Input material ▸
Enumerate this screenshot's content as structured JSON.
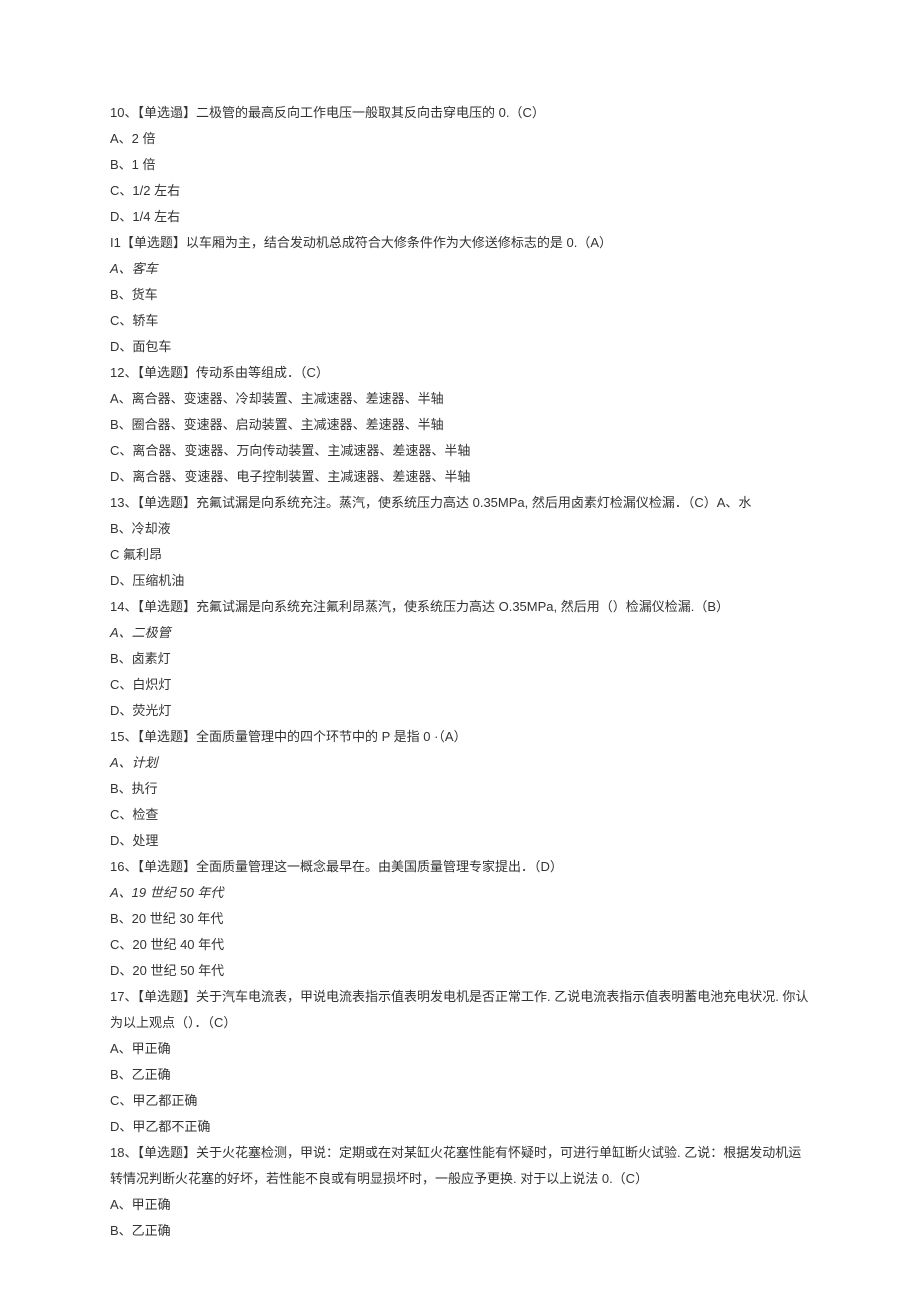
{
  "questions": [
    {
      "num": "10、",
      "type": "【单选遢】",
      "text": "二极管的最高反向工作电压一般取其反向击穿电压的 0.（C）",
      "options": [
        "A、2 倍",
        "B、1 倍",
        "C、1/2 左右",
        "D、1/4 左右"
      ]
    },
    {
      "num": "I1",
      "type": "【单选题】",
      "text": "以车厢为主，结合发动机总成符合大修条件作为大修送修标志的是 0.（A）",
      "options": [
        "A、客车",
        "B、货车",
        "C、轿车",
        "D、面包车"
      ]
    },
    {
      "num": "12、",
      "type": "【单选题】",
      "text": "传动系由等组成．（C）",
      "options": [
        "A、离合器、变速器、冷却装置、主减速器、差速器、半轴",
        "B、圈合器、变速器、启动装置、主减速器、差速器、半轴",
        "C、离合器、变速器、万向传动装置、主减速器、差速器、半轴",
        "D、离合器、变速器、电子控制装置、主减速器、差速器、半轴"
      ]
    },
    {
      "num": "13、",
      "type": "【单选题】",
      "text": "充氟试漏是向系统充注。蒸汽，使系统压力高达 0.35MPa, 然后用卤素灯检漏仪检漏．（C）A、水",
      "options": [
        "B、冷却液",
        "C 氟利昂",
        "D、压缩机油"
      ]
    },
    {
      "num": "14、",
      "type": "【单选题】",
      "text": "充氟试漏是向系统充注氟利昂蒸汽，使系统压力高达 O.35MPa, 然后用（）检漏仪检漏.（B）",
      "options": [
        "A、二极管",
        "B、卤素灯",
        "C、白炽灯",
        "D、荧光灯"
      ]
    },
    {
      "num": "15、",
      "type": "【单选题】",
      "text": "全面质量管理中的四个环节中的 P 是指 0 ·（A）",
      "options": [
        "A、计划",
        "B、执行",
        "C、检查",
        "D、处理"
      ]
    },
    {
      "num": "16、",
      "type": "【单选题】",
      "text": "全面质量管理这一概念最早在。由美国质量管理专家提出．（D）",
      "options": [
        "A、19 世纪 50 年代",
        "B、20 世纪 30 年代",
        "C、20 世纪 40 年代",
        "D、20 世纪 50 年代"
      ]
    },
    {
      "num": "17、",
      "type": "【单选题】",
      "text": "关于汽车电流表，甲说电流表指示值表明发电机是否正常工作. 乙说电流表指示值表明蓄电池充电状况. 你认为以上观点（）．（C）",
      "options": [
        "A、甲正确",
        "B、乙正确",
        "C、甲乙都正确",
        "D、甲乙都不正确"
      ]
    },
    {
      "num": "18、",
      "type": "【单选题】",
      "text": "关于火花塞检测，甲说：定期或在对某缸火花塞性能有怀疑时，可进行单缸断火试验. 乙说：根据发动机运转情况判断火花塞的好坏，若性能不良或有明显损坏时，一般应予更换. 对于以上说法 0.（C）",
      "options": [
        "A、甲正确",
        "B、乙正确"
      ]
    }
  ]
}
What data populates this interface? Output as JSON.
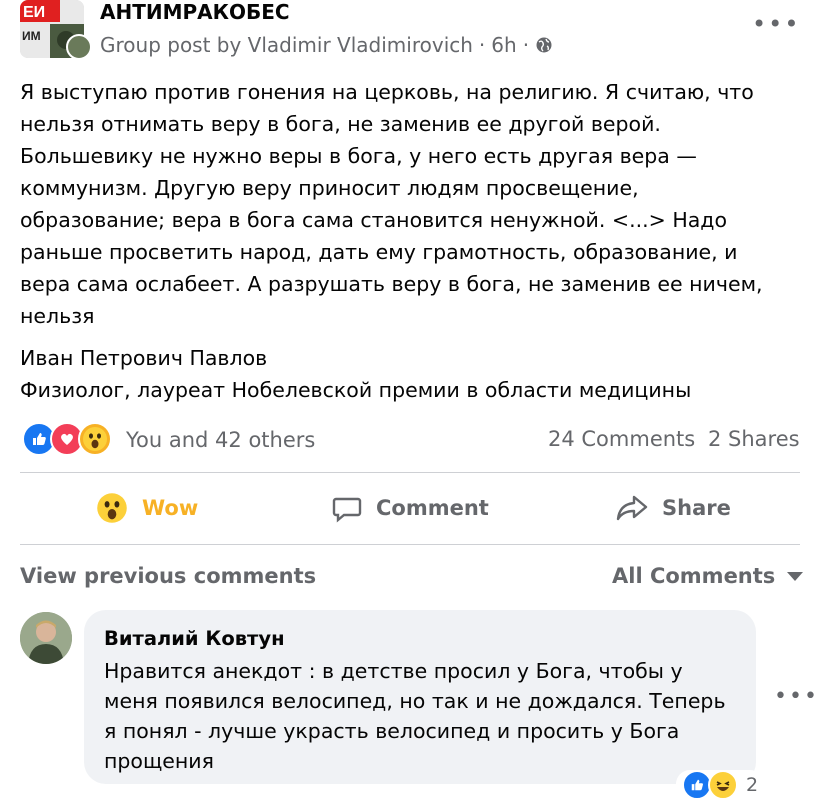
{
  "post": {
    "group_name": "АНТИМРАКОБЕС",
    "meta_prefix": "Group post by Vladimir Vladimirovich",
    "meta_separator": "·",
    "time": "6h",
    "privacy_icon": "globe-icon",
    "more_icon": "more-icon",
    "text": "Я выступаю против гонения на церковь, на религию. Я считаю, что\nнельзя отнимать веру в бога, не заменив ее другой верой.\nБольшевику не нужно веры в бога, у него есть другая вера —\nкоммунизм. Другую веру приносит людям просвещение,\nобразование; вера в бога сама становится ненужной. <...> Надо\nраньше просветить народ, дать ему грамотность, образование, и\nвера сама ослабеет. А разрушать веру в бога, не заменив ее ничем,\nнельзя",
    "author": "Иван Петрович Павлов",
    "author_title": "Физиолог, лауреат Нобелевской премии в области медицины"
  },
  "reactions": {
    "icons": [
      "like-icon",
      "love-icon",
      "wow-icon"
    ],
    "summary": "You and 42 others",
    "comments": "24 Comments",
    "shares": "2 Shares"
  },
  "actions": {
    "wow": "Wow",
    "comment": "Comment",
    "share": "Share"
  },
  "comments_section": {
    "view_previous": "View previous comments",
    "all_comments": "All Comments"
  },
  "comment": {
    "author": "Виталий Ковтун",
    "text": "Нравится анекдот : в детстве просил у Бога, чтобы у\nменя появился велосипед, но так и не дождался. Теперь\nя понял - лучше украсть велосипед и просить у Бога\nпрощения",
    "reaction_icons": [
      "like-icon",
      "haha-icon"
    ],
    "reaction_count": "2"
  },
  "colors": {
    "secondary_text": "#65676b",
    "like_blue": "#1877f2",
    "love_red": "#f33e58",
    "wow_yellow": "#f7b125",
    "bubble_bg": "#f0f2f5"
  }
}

Written problem ▸
Copy each line of the data that contains the word "this".

Full response ▸
Enumerate this screenshot's content as structured JSON.
What data populates this interface? Output as JSON.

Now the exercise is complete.